Data supplied:
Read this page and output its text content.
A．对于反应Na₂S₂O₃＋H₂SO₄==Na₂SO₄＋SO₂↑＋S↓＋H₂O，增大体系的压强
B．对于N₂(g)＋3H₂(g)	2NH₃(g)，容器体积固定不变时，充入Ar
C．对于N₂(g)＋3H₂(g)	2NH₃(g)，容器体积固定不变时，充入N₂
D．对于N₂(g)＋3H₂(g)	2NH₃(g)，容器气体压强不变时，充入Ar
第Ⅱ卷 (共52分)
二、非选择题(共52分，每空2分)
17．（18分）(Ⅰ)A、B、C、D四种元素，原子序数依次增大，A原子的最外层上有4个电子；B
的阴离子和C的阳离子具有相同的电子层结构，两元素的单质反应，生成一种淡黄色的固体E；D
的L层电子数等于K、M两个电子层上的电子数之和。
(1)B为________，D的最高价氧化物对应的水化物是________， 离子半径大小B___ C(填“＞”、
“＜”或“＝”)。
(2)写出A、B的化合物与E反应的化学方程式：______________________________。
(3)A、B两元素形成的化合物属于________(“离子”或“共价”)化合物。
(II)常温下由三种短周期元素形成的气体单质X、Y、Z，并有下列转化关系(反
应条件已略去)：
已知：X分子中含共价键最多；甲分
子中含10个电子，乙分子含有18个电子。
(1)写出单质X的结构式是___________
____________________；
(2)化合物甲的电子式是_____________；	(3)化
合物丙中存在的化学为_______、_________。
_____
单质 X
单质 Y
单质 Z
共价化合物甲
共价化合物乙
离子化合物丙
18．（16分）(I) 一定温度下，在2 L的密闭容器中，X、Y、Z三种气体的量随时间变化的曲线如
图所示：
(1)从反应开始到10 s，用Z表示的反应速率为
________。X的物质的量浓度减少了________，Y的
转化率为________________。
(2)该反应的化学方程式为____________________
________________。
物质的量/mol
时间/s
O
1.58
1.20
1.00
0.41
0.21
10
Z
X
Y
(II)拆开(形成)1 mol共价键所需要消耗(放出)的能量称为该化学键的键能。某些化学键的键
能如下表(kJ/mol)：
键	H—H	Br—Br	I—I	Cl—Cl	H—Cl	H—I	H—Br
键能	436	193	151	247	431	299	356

Instructions for the task:
Please output the entries above, every line exactly as it reads.

Finished answer:
Read this page and output its text content.
A．对于反应Na₂S₂O₃＋H₂SO₄==Na₂SO₄＋SO₂↑＋S↓＋H₂O，增大体系的压强
B．对于N₂(g)＋3H₂(g)	2NH₃(g)，容器体积固定不变时，充入Ar
C．对于N₂(g)＋3H₂(g)	2NH₃(g)，容器体积固定不变时，充入N₂
D．对于N₂(g)＋3H₂(g)	2NH₃(g)，容器气体压强不变时，充入Ar
第Ⅱ卷 (共52分)
二、非选择题(共52分，每空2分)
17．（18分）(Ⅰ)A、B、C、D四种元素，原子序数依次增大，A原子的最外层上有4个电子；B
的阴离子和C的阳离子具有相同的电子层结构，两元素的单质反应，生成一种淡黄色的固体E；D
的L层电子数等于K、M两个电子层上的电子数之和。
(1)B为________，D的最高价氧化物对应的水化物是________， 离子半径大小B___ C(填“＞”、
“＜”或“＝”)。
(2)写出A、B的化合物与E反应的化学方程式：______________________________。
(3)A、B两元素形成的化合物属于________(“离子”或“共价”)化合物。
(II)常温下由三种短周期元素形成的气体单质X、Y、Z，并有下列转化关系(反
应条件已略去)：
已知：X分子中含共价键最多；甲分
子中含10个电子，乙分子含有18个电子。
(1)写出单质X的结构式是___________
____________________；
(2)化合物甲的电子式是_____________；	(3)化
合物丙中存在的化学为_______、_________。
_____
单质 X
单质 Y
单质 Z
共价化合物甲
共价化合物乙
离子化合物丙
18．（16分）(I) 一定温度下，在2 L的密闭容器中，X、Y、Z三种气体的量随时间变化的曲线如
图所示：
(1)从反应开始到10 s，用Z表示的反应速率为
________。X的物质的量浓度减少了________，Y的
转化率为________________。
(2)该反应的化学方程式为____________________
________________。
物质的量/mol
时间/s
O
1.58
1.20
1.00
0.41
0.21
10
Z
X
Y
(II)拆开(形成)1 mol共价键所需要消耗(放出)的能量称为该化学键的键能。某些化学键的键
能如下表(kJ/mol)：
键	H—H	Br—Br	I—I	Cl—Cl	H—Cl	H—I	H—Br
键能	436	193	151	247	431	299	356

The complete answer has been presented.